> [Task to complete]
Quote all of the entries word for word.

### Exercise inputs

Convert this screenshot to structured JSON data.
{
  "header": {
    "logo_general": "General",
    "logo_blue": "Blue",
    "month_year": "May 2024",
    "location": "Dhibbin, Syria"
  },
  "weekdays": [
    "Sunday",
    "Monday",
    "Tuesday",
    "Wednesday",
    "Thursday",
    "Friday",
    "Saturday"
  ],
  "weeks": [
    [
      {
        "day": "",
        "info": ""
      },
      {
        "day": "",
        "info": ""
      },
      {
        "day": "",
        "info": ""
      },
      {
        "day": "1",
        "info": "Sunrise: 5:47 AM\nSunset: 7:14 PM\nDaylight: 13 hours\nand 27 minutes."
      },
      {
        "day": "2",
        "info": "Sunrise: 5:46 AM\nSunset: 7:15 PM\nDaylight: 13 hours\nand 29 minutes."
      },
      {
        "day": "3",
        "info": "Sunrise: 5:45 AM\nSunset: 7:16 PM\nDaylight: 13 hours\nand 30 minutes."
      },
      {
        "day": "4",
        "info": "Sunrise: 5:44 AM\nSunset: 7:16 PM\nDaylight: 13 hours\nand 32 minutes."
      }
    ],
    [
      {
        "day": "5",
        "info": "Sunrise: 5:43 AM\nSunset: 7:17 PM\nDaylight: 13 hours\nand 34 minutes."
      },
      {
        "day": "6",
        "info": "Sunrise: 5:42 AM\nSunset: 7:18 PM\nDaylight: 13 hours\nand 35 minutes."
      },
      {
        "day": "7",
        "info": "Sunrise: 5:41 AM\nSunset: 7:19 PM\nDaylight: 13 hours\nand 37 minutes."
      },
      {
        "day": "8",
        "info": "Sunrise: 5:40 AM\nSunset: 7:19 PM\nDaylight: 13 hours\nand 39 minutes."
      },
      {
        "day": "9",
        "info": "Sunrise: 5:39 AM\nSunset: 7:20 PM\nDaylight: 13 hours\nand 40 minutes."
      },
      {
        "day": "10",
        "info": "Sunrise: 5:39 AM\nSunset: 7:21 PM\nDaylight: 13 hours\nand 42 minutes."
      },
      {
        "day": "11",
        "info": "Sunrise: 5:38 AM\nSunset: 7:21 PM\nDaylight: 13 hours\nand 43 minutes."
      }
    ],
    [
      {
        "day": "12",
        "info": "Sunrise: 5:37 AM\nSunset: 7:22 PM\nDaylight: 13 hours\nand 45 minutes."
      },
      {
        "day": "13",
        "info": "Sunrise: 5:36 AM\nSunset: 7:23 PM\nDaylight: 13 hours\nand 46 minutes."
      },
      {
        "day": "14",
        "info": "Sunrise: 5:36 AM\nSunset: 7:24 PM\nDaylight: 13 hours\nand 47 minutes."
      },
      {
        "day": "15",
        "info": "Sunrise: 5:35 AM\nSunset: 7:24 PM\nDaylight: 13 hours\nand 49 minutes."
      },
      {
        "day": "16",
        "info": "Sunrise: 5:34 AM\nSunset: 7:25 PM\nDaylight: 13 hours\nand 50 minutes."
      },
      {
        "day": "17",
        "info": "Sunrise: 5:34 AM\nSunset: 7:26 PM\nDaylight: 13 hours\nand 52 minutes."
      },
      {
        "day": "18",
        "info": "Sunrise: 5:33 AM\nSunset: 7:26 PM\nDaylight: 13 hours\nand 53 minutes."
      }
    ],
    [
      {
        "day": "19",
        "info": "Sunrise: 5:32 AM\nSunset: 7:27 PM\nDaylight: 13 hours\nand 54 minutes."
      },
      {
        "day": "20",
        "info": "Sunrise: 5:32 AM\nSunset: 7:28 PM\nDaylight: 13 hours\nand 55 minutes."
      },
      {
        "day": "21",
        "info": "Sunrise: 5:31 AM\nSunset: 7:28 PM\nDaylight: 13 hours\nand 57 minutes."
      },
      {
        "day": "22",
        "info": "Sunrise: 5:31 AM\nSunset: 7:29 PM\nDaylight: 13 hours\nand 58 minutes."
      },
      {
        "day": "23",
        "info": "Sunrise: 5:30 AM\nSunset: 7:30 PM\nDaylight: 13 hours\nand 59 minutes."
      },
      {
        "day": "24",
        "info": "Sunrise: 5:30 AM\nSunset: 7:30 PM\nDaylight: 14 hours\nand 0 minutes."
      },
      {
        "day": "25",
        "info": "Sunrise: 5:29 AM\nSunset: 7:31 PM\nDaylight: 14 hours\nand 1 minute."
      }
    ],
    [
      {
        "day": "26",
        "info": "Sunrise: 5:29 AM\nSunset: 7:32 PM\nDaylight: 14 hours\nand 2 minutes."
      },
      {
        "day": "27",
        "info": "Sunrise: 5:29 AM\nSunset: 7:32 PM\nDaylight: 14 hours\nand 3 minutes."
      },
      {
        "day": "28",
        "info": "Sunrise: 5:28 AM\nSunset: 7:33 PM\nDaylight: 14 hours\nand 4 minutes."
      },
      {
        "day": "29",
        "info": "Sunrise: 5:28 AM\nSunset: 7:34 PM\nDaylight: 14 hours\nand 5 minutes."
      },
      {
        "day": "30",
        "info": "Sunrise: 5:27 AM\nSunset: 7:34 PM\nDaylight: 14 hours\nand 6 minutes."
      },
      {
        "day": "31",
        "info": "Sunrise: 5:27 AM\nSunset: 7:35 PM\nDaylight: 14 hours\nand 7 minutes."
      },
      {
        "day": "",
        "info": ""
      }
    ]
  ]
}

######

> [Exercise result]
Convert this screenshot to structured JSON data.
{
  "header": {
    "logo_general": "General",
    "logo_blue": "Blue",
    "month_year": "May 2024",
    "location": "Dhibbin, Syria"
  },
  "weekdays": [
    "Sunday",
    "Monday",
    "Tuesday",
    "Wednesday",
    "Thursday",
    "Friday",
    "Saturday"
  ],
  "weeks": [
    [
      {
        "day": "",
        "info": ""
      },
      {
        "day": "",
        "info": ""
      },
      {
        "day": "",
        "info": ""
      },
      {
        "day": "1",
        "info": "Sunrise: 5:47 AM\nSunset: 7:14 PM\nDaylight: 13 hours\nand 27 minutes."
      },
      {
        "day": "2",
        "info": "Sunrise: 5:46 AM\nSunset: 7:15 PM\nDaylight: 13 hours\nand 29 minutes."
      },
      {
        "day": "3",
        "info": "Sunrise: 5:45 AM\nSunset: 7:16 PM\nDaylight: 13 hours\nand 30 minutes."
      },
      {
        "day": "4",
        "info": "Sunrise: 5:44 AM\nSunset: 7:16 PM\nDaylight: 13 hours\nand 32 minutes."
      }
    ],
    [
      {
        "day": "5",
        "info": "Sunrise: 5:43 AM\nSunset: 7:17 PM\nDaylight: 13 hours\nand 34 minutes."
      },
      {
        "day": "6",
        "info": "Sunrise: 5:42 AM\nSunset: 7:18 PM\nDaylight: 13 hours\nand 35 minutes."
      },
      {
        "day": "7",
        "info": "Sunrise: 5:41 AM\nSunset: 7:19 PM\nDaylight: 13 hours\nand 37 minutes."
      },
      {
        "day": "8",
        "info": "Sunrise: 5:40 AM\nSunset: 7:19 PM\nDaylight: 13 hours\nand 39 minutes."
      },
      {
        "day": "9",
        "info": "Sunrise: 5:39 AM\nSunset: 7:20 PM\nDaylight: 13 hours\nand 40 minutes."
      },
      {
        "day": "10",
        "info": "Sunrise: 5:39 AM\nSunset: 7:21 PM\nDaylight: 13 hours\nand 42 minutes."
      },
      {
        "day": "11",
        "info": "Sunrise: 5:38 AM\nSunset: 7:21 PM\nDaylight: 13 hours\nand 43 minutes."
      }
    ],
    [
      {
        "day": "12",
        "info": "Sunrise: 5:37 AM\nSunset: 7:22 PM\nDaylight: 13 hours\nand 45 minutes."
      },
      {
        "day": "13",
        "info": "Sunrise: 5:36 AM\nSunset: 7:23 PM\nDaylight: 13 hours\nand 46 minutes."
      },
      {
        "day": "14",
        "info": "Sunrise: 5:36 AM\nSunset: 7:24 PM\nDaylight: 13 hours\nand 47 minutes."
      },
      {
        "day": "15",
        "info": "Sunrise: 5:35 AM\nSunset: 7:24 PM\nDaylight: 13 hours\nand 49 minutes."
      },
      {
        "day": "16",
        "info": "Sunrise: 5:34 AM\nSunset: 7:25 PM\nDaylight: 13 hours\nand 50 minutes."
      },
      {
        "day": "17",
        "info": "Sunrise: 5:34 AM\nSunset: 7:26 PM\nDaylight: 13 hours\nand 52 minutes."
      },
      {
        "day": "18",
        "info": "Sunrise: 5:33 AM\nSunset: 7:26 PM\nDaylight: 13 hours\nand 53 minutes."
      }
    ],
    [
      {
        "day": "19",
        "info": "Sunrise: 5:32 AM\nSunset: 7:27 PM\nDaylight: 13 hours\nand 54 minutes."
      },
      {
        "day": "20",
        "info": "Sunrise: 5:32 AM\nSunset: 7:28 PM\nDaylight: 13 hours\nand 55 minutes."
      },
      {
        "day": "21",
        "info": "Sunrise: 5:31 AM\nSunset: 7:28 PM\nDaylight: 13 hours\nand 57 minutes."
      },
      {
        "day": "22",
        "info": "Sunrise: 5:31 AM\nSunset: 7:29 PM\nDaylight: 13 hours\nand 58 minutes."
      },
      {
        "day": "23",
        "info": "Sunrise: 5:30 AM\nSunset: 7:30 PM\nDaylight: 13 hours\nand 59 minutes."
      },
      {
        "day": "24",
        "info": "Sunrise: 5:30 AM\nSunset: 7:30 PM\nDaylight: 14 hours\nand 0 minutes."
      },
      {
        "day": "25",
        "info": "Sunrise: 5:29 AM\nSunset: 7:31 PM\nDaylight: 14 hours\nand 1 minute."
      }
    ],
    [
      {
        "day": "26",
        "info": "Sunrise: 5:29 AM\nSunset: 7:32 PM\nDaylight: 14 hours\nand 2 minutes."
      },
      {
        "day": "27",
        "info": "Sunrise: 5:29 AM\nSunset: 7:32 PM\nDaylight: 14 hours\nand 3 minutes."
      },
      {
        "day": "28",
        "info": "Sunrise: 5:28 AM\nSunset: 7:33 PM\nDaylight: 14 hours\nand 4 minutes."
      },
      {
        "day": "29",
        "info": "Sunrise: 5:28 AM\nSunset: 7:34 PM\nDaylight: 14 hours\nand 5 minutes."
      },
      {
        "day": "30",
        "info": "Sunrise: 5:27 AM\nSunset: 7:34 PM\nDaylight: 14 hours\nand 6 minutes."
      },
      {
        "day": "31",
        "info": "Sunrise: 5:27 AM\nSunset: 7:35 PM\nDaylight: 14 hours\nand 7 minutes."
      },
      {
        "day": "",
        "info": ""
      }
    ]
  ]
}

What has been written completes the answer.